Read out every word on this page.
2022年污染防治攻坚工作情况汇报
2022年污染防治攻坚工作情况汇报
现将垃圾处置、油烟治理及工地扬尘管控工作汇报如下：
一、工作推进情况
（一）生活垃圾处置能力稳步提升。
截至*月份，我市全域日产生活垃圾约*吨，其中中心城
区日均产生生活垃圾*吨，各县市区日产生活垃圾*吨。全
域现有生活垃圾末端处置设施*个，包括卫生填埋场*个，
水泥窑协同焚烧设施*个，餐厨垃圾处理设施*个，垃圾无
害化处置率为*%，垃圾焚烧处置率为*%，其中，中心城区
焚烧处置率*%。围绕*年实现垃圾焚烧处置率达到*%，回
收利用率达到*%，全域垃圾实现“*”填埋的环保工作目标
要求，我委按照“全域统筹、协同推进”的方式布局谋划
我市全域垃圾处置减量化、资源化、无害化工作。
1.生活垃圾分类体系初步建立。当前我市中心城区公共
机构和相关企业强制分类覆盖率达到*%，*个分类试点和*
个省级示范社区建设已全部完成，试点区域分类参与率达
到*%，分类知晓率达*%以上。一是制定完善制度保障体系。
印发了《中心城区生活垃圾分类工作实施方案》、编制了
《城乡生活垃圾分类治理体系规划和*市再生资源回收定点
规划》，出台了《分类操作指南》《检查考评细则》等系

=======

Brief | Every entry must be quoted exactly as it appears above.

Complete answer |
Read out every word on this page.
2022年污染防治攻坚工作情况汇报
2022年污染防治攻坚工作情况汇报
现将垃圾处置、油烟治理及工地扬尘管控工作汇报如下：
一、工作推进情况
（一）生活垃圾处置能力稳步提升。
截至*月份，我市全域日产生活垃圾约*吨，其中中心城
区日均产生生活垃圾*吨，各县市区日产生活垃圾*吨。全
域现有生活垃圾末端处置设施*个，包括卫生填埋场*个，
水泥窑协同焚烧设施*个，餐厨垃圾处理设施*个，垃圾无
害化处置率为*%，垃圾焚烧处置率为*%，其中，中心城区
焚烧处置率*%。围绕*年实现垃圾焚烧处置率达到*%，回
收利用率达到*%，全域垃圾实现“*”填埋的环保工作目标
要求，我委按照“全域统筹、协同推进”的方式布局谋划
我市全域垃圾处置减量化、资源化、无害化工作。
1.生活垃圾分类体系初步建立。当前我市中心城区公共
机构和相关企业强制分类覆盖率达到*%，*个分类试点和*
个省级示范社区建设已全部完成，试点区域分类参与率达
到*%，分类知晓率达*%以上。一是制定完善制度保障体系。
印发了《中心城区生活垃圾分类工作实施方案》、编制了
《城乡生活垃圾分类治理体系规划和*市再生资源回收定点
规划》，出台了《分类操作指南》《检查考评细则》等系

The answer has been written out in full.